→ **Work to do**: Search the listing for "Hagenavae" and copy every line where it appears.

# # #

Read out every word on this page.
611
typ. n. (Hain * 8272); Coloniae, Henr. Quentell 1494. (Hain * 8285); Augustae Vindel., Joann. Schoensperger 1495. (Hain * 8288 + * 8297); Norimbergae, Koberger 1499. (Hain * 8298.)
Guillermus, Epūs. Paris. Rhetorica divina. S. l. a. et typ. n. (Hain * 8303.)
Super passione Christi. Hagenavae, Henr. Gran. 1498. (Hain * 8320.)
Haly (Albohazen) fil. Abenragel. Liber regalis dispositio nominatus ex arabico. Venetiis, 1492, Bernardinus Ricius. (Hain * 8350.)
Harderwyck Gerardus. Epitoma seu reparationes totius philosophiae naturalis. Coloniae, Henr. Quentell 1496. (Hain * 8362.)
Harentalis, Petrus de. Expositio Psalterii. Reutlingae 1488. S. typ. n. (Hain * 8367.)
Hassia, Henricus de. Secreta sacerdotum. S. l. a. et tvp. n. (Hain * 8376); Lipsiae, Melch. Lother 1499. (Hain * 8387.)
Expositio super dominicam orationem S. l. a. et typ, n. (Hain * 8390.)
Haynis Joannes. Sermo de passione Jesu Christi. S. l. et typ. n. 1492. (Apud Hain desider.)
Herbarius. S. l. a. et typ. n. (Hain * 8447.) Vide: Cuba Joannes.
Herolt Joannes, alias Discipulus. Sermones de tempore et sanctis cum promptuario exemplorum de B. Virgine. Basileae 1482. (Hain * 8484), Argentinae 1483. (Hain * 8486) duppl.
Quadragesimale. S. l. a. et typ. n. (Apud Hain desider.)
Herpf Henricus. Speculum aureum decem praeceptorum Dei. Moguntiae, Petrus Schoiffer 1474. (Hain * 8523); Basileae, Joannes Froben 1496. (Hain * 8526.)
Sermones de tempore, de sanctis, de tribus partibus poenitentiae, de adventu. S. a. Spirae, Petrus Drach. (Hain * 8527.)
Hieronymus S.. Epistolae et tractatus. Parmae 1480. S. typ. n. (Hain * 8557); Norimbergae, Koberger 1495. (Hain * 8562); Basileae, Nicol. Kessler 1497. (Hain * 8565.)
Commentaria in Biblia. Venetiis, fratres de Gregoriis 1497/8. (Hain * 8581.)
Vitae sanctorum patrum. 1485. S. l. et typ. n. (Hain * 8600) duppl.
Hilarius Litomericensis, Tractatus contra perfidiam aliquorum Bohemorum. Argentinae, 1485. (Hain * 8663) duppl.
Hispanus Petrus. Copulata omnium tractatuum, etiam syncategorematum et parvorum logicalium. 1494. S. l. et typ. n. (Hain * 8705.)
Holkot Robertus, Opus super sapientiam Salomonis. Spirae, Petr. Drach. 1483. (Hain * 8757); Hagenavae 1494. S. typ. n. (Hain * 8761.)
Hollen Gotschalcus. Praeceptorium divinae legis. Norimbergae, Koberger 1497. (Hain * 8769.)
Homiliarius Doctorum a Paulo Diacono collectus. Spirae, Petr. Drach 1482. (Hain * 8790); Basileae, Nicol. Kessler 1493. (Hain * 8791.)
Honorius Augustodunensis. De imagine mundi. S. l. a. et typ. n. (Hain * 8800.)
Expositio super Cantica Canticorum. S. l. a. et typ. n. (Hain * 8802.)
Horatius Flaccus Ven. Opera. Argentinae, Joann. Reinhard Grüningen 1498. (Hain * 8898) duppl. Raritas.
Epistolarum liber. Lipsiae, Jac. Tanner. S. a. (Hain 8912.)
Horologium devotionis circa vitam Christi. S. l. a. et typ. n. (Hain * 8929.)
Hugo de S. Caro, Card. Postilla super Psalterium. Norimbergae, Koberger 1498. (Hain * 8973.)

# # #

→ **Full answer**:
Super passione Christi. Hagenavae, Henr. Gran. 1498. (Hain * 8320.)
Holkot Robertus, Opus super sapientiam Salomonis. Spirae, Petr. Drach. 1483. (Hain * 8757); Hagenavae 1494. S. typ. n. (Hain * 8761.)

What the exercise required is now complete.